■ **ENTRIES**:

- - -

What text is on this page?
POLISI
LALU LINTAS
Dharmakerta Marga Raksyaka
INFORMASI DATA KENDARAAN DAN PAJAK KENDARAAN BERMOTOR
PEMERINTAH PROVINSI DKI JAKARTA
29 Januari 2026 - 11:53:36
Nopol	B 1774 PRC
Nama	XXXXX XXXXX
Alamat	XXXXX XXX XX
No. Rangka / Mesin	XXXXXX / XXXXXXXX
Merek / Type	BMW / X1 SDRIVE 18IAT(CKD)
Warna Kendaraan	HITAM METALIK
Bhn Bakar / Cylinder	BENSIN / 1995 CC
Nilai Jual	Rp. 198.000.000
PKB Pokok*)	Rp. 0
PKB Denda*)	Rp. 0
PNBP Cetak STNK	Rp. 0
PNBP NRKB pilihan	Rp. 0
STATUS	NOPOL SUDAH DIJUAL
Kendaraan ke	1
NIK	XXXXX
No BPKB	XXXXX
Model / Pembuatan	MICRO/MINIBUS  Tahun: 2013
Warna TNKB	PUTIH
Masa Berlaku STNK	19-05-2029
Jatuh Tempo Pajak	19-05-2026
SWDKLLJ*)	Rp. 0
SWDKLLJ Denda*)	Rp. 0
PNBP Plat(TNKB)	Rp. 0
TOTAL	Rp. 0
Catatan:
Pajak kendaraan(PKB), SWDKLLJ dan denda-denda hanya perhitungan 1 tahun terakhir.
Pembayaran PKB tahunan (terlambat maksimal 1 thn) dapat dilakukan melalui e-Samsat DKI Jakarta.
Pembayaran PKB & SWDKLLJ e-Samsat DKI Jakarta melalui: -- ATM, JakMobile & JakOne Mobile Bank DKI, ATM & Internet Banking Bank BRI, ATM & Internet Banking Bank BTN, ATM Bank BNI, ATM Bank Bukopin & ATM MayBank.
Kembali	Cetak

- - -

■ **EXERCISE PROMPT**: Pull out every line containing "SWDKLLJ".

■ **EXPECTED ANSWER**:
SWDKLLJ*)	Rp. 0
SWDKLLJ Denda*)	Rp. 0
Pajak kendaraan(PKB), SWDKLLJ dan denda-denda hanya perhitungan 1 tahun terakhir.
Pembayaran PKB & SWDKLLJ e-Samsat DKI Jakarta melalui: -- ATM, JakMobile & JakOne Mobile Bank DKI, ATM & Internet Banking Bank BRI, ATM & Internet Banking Bank BTN, ATM Bank BNI, ATM Bank Bukopin & ATM MayBank.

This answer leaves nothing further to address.